**Request**:
Compile every line that includes the word "this".

** Start of Input data **

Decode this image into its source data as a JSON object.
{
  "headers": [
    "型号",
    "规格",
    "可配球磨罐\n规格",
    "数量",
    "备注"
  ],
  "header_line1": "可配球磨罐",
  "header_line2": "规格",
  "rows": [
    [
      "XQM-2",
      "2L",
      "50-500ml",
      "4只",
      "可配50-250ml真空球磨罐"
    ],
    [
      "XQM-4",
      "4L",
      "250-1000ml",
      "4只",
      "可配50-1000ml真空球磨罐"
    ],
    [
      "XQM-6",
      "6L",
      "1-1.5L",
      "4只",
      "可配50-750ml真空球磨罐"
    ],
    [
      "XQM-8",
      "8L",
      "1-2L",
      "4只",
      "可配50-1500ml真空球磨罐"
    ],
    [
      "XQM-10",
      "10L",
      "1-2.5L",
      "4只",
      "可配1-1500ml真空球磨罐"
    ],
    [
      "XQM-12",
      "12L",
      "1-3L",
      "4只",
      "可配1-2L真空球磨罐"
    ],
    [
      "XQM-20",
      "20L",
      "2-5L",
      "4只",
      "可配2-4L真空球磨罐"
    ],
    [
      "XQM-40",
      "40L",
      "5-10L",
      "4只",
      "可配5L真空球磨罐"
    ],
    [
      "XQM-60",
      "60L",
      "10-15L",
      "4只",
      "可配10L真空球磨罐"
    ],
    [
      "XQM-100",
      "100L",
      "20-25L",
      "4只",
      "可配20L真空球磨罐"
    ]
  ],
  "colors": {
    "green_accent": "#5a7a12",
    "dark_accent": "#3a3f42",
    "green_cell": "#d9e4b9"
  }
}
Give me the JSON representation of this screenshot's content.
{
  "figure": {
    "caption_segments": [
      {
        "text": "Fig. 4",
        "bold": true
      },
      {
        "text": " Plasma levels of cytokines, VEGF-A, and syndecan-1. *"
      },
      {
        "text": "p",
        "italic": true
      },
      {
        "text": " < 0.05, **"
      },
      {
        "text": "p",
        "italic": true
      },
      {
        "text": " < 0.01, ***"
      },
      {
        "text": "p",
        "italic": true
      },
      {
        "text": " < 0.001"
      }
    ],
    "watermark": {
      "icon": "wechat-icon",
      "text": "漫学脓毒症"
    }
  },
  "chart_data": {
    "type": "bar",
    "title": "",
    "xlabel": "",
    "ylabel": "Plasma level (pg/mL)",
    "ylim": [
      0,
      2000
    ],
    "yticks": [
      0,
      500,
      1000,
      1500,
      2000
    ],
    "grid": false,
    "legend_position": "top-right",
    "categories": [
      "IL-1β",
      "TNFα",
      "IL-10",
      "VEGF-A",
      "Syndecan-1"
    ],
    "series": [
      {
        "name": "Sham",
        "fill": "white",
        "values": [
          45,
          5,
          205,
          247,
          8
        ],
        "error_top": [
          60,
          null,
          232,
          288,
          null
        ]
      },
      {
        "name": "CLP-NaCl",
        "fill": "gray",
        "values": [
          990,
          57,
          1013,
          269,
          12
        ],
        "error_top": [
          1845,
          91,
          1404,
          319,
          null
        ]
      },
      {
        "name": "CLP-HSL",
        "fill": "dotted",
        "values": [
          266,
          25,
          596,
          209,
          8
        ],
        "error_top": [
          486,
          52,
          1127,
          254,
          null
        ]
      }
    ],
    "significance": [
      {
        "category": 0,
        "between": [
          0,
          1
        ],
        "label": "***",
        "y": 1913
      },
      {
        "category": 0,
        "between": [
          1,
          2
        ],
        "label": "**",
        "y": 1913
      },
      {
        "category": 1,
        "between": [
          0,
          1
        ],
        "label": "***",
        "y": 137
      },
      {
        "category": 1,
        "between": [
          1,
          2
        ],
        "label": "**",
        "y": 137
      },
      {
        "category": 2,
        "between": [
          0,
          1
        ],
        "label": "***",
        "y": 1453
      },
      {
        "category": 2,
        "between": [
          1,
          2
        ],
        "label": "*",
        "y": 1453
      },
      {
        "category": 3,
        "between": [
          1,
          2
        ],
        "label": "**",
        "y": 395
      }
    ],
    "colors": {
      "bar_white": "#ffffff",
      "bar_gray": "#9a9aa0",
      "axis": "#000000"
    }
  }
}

** End of Input data **

**Output of the exercise**:
Decode this image into its source data as a JSON object.
Give me the JSON representation of this screenshot's content.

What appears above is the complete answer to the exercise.